Start of SUPPLIED MATERIAL

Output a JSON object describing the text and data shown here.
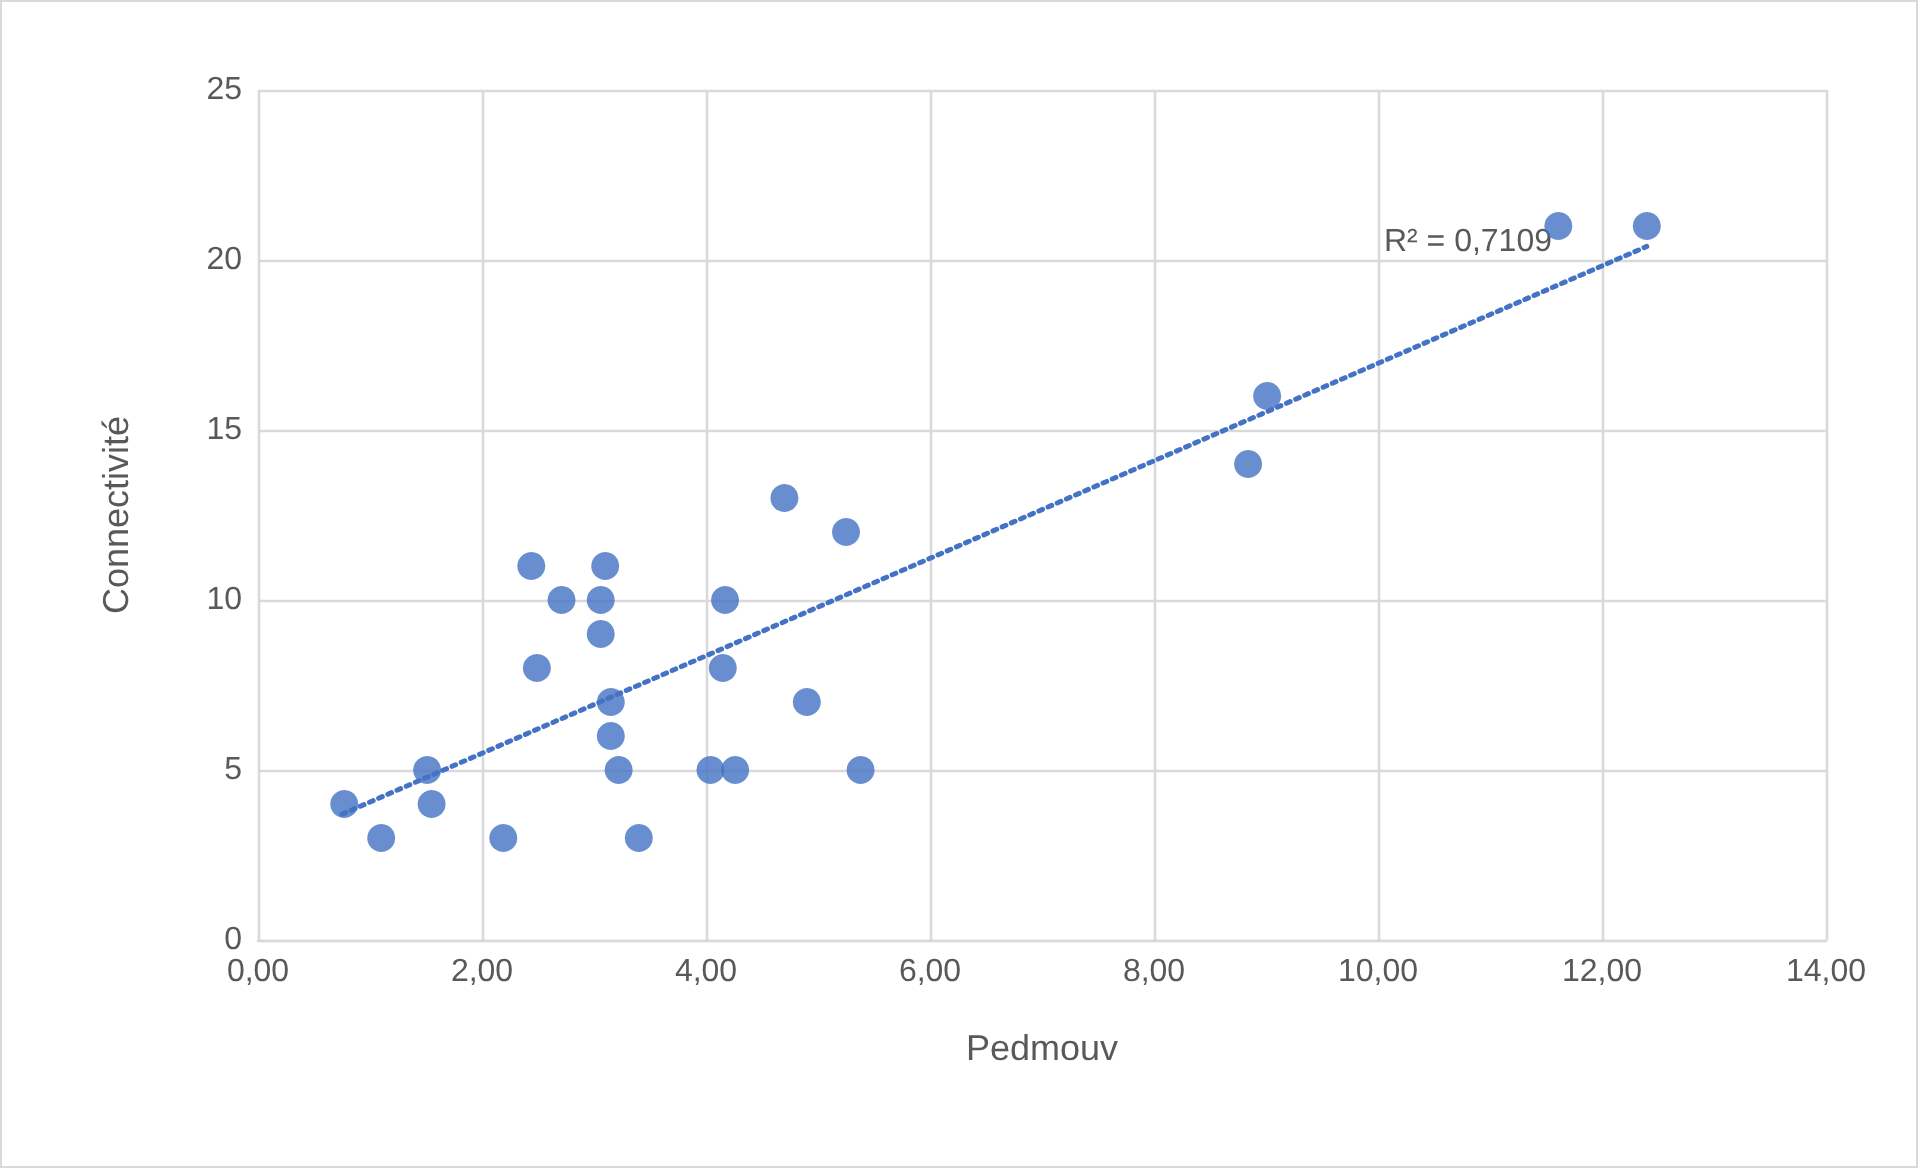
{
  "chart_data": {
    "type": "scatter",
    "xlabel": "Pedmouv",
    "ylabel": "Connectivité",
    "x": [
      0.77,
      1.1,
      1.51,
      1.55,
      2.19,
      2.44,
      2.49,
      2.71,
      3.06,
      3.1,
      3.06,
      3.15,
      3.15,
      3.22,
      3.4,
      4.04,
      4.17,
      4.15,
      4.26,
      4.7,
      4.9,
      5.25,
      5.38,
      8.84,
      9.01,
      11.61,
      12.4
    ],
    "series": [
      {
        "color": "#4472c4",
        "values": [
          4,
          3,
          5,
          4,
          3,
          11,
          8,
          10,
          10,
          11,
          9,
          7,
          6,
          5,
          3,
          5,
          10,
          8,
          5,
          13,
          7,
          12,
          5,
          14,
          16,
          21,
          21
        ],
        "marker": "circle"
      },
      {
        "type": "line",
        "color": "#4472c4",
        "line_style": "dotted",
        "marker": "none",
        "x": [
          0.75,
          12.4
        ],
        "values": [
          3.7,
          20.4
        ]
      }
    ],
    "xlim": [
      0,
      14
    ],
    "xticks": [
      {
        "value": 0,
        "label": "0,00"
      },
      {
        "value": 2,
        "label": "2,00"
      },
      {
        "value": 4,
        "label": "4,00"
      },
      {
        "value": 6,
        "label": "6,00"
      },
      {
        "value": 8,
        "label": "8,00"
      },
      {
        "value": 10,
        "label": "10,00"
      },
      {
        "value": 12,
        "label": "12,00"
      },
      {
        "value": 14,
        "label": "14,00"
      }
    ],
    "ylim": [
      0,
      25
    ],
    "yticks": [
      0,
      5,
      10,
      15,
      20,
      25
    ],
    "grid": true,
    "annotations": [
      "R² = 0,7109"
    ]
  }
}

End of SUPPLIED MATERIAL
Start of SUPPLIED MATERIAL

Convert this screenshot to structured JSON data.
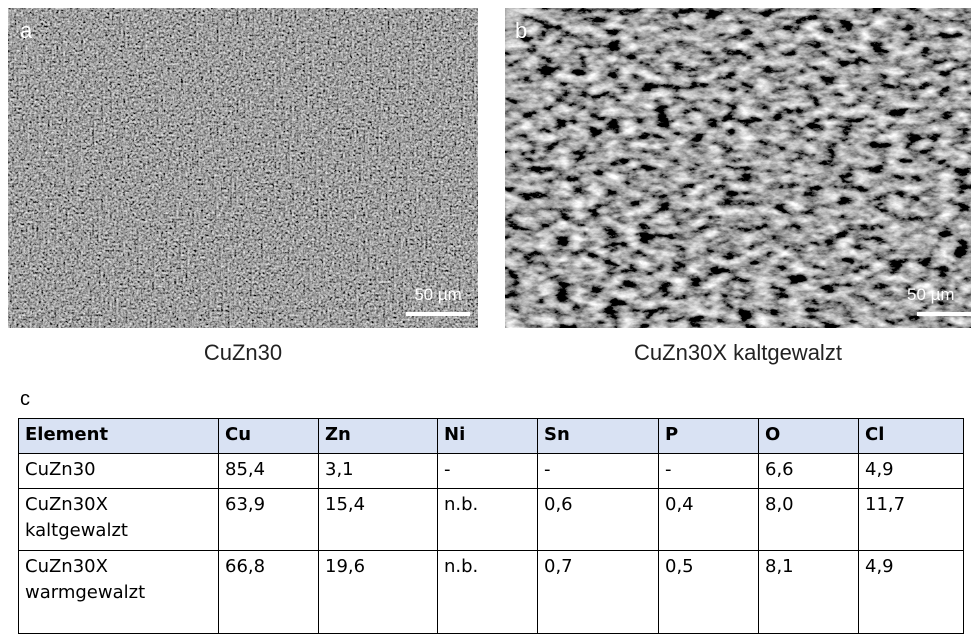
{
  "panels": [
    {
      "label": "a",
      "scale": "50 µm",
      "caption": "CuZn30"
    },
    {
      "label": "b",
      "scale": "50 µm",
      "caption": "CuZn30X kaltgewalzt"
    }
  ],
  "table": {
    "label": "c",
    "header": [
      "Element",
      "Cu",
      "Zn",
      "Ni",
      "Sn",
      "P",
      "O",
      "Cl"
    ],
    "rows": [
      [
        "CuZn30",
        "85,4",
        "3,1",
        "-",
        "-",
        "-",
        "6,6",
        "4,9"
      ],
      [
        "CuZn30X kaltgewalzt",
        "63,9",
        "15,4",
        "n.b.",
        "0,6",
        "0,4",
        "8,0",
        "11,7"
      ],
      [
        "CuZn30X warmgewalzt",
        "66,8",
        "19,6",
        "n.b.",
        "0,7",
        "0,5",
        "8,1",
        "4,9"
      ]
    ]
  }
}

End of SUPPLIED MATERIAL

Gather up the lines containing the word "kaltgewalzt" from these records and copy them.

      "caption": "CuZn30X kaltgewalzt"
        "CuZn30X kaltgewalzt",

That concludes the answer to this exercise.